*Page text*
════════

Section 2.7: Sampling

Honors Analysis

Section 2.7: Sampling

In many cases, it is impossible to collect data about every member of a population. Sampling allows statistics to be calculated describing the population as a whole by collecting data about a subset of that population.

Data Collection Methods

To derive conclusions from data, we need to know how the data were collected; that is, we need to know the method(s) of data collection.

Methods of Data Collection

There are four main methods of data collection.

Census. A census is a study that obtains data from every member of a population. In most studies, a census is not practical, because of the cost and/or time required.

Sample survey. A sample survey is a study that obtains data from a subset of a population, in order to estimate population attributes.

Experiment. An experiment is a controlled study in which the researcher attempts to understand cause-and-effect relationships. The study is "controlled" in the sense that the researcher controls (1) how subjects are assigned to groups and (2) which treatments each group receives.
In the analysis phase, the researcher compares group scores on some dependent variable. Based on the analysis, the researcher draws a conclusion about whether the treatment ( independent variable) had a causal effect on the dependent variable.

Observational study. Like experiments, observational studies attempt to understand cause-and-effect relationships. However, unlike experiments, the researcher is not able to control (1) how subjects are assigned to groups and/or (2) which treatments each group receives.

Data Collection Methods: Pros and Cons

Each method of data collection has advantages and disadvantages.

Resources. When the population is large, a sample survey has a big resource advantage over a census. A well-designed sample survey can provide very precise estimates of population parameters - quicker, cheaper, and with less manpower than a census.

Generalizability. Generalizability refers to the appropriateness of applying findings from a study to a larger population. Generalizability requires random selection. If participants in a study are randomly selected from a larger population, it is appropriate to generalize study results to the larger population; if not, it is not appropriate to generalize.
Observational studies do not feature random selection; so generalizing from the results of an observational study to a larger population can be a problem.

Causal inference. Cause-and-effect relationships can be teased out when subjects are randomly assigned to groups. Therefore, experiments, which allow the researcher to control assignment of subjects to treatment groups, are the best method for investigating causal relationships.

Survey Sampling Methods

Sampling method refers to the way that observations are selected from a population to be in the sample for a sample survey.

════════

*Extracted records*
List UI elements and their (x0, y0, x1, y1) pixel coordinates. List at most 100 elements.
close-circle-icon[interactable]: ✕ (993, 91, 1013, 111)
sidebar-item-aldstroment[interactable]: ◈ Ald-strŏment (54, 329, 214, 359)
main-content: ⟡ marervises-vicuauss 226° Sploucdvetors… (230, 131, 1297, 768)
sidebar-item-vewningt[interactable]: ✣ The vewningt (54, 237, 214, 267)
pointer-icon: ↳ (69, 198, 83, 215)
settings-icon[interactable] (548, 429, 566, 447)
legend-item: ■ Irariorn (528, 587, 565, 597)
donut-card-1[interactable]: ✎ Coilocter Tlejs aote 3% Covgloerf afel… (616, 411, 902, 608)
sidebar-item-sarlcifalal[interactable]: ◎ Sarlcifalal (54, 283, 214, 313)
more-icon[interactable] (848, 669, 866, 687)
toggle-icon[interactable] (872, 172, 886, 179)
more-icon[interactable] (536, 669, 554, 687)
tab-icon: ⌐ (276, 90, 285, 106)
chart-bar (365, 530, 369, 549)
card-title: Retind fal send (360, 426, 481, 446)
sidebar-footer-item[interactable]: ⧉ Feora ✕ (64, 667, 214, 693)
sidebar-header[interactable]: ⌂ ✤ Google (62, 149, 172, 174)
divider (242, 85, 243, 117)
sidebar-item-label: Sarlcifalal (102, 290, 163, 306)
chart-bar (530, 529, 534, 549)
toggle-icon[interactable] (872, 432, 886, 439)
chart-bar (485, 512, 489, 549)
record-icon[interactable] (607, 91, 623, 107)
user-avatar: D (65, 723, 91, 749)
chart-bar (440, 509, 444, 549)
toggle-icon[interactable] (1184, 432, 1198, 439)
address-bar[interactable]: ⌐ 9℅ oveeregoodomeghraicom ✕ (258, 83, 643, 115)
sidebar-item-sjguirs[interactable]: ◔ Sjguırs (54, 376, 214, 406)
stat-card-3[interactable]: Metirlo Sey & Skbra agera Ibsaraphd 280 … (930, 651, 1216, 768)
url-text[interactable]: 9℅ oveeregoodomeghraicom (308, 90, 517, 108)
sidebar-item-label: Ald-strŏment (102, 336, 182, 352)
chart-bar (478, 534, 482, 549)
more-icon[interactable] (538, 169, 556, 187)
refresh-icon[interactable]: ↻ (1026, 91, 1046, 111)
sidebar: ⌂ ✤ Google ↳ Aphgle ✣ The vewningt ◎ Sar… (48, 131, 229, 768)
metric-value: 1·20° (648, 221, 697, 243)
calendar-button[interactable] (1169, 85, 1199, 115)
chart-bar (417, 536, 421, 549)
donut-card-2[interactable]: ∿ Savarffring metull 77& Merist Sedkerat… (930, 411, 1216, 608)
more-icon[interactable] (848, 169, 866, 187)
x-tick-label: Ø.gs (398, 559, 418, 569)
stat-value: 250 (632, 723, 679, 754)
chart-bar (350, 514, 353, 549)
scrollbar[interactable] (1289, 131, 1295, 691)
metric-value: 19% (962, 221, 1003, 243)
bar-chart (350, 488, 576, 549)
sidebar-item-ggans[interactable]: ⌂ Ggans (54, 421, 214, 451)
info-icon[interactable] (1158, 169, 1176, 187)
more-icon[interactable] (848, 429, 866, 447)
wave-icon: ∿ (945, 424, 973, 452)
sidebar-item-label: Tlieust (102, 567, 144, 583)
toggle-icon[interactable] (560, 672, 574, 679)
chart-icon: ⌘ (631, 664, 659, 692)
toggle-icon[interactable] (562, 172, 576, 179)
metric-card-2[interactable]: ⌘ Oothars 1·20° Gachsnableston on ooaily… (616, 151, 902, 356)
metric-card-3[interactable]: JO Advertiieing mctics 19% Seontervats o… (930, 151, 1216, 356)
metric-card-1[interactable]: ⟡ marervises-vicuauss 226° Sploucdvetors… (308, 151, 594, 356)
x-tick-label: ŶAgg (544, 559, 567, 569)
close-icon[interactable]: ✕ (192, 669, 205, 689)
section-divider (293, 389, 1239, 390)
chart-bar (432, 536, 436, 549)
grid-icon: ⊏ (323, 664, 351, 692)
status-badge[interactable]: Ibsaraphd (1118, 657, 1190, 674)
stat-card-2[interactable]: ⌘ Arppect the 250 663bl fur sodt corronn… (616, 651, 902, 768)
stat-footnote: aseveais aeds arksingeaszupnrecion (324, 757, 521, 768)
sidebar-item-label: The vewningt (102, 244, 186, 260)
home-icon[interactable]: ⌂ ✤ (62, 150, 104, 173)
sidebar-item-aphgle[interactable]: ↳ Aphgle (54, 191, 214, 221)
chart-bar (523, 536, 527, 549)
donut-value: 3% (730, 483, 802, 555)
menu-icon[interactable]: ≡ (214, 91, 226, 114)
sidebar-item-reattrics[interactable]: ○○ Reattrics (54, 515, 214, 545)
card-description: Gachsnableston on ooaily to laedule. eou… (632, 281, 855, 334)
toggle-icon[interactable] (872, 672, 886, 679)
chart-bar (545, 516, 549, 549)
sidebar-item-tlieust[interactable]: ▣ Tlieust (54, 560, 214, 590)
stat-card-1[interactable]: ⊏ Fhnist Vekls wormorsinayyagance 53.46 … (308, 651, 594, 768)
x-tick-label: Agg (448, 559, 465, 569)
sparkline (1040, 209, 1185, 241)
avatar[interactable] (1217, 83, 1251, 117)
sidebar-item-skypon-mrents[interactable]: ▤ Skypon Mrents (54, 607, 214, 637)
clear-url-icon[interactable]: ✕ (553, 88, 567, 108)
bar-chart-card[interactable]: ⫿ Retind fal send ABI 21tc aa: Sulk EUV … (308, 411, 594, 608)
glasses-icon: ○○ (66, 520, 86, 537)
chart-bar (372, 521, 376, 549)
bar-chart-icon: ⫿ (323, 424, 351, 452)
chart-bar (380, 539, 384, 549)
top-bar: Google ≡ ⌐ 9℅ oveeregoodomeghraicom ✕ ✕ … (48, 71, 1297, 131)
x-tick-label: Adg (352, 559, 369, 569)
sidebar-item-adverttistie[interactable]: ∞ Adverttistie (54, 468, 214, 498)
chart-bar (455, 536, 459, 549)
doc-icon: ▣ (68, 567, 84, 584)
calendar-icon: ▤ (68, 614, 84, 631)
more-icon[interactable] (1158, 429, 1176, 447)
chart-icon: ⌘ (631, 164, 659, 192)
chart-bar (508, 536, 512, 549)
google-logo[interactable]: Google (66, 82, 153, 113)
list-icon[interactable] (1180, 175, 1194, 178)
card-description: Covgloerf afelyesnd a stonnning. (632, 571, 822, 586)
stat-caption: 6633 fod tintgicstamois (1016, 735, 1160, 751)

════════

*Given problem*
According to the sampling text, what does generalizability require?

*Written answer*
Random selection.